WRITTEN REQUEST: List each line of the data that holds the string "Office", please.

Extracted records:
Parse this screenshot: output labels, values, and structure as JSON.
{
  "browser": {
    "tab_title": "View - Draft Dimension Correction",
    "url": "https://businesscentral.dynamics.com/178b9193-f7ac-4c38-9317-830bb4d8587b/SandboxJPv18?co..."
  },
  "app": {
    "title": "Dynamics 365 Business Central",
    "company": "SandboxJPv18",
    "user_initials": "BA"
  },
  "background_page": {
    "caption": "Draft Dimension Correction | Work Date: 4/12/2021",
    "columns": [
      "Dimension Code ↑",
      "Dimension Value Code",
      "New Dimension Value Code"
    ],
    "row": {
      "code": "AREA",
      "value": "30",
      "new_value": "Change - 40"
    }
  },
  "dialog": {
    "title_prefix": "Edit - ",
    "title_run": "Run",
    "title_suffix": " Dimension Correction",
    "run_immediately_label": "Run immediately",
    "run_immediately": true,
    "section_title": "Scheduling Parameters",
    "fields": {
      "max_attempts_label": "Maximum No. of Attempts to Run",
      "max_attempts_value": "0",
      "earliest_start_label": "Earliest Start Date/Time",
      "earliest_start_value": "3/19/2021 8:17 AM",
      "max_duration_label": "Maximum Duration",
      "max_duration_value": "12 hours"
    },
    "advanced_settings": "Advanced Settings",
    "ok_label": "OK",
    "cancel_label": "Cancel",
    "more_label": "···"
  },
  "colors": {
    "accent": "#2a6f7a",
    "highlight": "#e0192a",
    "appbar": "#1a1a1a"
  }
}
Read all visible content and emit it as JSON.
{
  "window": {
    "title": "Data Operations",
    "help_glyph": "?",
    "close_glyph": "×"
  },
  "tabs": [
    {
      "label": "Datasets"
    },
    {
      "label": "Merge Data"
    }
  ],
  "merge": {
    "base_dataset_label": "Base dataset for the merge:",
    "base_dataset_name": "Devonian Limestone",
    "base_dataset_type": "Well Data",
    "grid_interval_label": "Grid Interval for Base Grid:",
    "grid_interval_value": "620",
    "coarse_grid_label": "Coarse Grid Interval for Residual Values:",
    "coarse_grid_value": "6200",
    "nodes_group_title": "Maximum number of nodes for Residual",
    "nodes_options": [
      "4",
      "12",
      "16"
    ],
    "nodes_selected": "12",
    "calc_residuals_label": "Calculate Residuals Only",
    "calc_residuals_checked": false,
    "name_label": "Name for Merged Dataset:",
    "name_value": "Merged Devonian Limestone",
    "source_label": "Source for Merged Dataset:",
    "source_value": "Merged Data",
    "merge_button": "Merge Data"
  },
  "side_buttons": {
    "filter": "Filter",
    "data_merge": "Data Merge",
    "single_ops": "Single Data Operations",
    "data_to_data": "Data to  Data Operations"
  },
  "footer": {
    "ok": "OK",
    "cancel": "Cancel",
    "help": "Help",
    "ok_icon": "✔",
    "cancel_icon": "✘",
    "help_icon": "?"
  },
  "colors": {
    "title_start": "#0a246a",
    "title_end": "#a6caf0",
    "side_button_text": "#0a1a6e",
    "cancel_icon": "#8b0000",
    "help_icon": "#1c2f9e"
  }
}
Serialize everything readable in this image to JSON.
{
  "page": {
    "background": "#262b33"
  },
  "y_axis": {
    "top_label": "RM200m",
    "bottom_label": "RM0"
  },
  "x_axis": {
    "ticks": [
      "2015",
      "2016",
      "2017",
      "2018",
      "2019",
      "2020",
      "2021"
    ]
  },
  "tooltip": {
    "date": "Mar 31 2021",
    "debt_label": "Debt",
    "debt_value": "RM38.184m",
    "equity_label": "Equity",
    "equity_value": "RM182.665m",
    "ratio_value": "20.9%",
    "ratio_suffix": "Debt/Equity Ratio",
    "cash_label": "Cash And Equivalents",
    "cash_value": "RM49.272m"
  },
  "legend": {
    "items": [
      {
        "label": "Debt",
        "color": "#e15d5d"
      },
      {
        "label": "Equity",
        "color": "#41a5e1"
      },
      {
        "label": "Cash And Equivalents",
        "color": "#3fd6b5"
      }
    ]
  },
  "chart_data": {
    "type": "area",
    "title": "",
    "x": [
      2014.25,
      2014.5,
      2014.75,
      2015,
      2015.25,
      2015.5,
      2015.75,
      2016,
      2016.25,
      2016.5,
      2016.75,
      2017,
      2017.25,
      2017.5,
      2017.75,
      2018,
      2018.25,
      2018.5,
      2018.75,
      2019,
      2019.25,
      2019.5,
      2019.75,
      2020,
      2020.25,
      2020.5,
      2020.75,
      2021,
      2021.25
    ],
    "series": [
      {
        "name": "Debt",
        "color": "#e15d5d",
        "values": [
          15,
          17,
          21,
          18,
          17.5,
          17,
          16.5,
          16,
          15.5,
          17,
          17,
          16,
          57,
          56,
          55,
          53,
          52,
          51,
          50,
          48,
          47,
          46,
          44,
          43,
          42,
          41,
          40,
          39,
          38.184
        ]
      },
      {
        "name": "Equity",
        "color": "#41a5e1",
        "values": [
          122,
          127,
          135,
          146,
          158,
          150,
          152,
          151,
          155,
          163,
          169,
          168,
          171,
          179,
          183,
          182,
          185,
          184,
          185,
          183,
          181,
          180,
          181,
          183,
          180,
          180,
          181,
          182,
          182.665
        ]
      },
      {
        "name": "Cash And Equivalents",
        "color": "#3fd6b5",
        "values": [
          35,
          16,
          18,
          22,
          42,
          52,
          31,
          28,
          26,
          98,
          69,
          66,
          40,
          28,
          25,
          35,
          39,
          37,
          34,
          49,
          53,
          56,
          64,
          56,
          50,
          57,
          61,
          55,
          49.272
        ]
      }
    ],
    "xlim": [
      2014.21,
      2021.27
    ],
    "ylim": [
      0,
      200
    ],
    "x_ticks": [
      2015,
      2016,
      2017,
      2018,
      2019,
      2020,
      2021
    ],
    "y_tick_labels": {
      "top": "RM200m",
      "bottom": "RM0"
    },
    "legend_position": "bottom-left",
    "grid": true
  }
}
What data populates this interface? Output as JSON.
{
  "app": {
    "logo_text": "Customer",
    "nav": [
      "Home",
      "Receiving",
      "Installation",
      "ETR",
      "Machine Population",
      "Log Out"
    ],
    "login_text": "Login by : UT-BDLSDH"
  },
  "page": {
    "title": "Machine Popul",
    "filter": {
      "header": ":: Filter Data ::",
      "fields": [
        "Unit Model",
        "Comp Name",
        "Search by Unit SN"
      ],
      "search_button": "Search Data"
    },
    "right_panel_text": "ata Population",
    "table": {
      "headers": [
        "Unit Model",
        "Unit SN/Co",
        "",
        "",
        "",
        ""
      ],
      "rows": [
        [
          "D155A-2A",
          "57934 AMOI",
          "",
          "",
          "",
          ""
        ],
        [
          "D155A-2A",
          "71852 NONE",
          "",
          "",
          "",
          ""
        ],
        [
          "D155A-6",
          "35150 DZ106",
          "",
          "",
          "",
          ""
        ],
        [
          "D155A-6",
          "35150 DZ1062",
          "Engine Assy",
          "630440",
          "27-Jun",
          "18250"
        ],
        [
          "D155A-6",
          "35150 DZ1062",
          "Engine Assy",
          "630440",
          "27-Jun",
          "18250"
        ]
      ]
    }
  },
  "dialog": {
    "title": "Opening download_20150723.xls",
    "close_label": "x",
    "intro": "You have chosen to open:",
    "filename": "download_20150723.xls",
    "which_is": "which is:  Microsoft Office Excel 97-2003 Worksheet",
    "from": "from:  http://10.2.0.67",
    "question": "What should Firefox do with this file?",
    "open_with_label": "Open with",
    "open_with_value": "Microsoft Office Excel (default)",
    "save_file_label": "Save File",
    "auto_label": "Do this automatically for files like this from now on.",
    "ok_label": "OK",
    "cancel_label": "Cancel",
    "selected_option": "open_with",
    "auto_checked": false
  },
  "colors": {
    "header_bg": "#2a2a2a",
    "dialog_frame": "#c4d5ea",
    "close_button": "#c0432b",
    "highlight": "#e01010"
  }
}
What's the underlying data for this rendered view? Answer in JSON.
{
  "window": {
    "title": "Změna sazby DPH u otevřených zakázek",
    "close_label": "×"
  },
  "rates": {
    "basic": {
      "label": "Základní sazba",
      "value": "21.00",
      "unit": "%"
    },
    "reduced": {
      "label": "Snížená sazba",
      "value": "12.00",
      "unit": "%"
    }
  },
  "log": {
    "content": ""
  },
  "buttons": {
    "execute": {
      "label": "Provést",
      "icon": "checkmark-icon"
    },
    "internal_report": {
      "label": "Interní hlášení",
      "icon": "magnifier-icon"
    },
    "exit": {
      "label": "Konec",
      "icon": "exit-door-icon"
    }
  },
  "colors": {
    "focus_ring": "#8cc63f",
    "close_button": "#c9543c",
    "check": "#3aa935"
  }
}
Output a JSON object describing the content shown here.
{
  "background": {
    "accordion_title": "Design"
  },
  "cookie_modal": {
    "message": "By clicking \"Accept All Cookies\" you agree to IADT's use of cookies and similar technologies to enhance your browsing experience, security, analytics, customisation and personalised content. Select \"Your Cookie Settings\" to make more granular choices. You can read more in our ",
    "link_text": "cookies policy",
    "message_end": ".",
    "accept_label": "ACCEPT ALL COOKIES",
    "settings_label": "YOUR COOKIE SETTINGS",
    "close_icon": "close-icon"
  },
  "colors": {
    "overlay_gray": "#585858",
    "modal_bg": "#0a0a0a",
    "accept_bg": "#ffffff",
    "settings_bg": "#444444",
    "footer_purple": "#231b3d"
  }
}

RESULT:
    "which_is": "which is:  Microsoft Office Excel 97-2003 Worksheet",
    "open_with_value": "Microsoft Office Excel (default)",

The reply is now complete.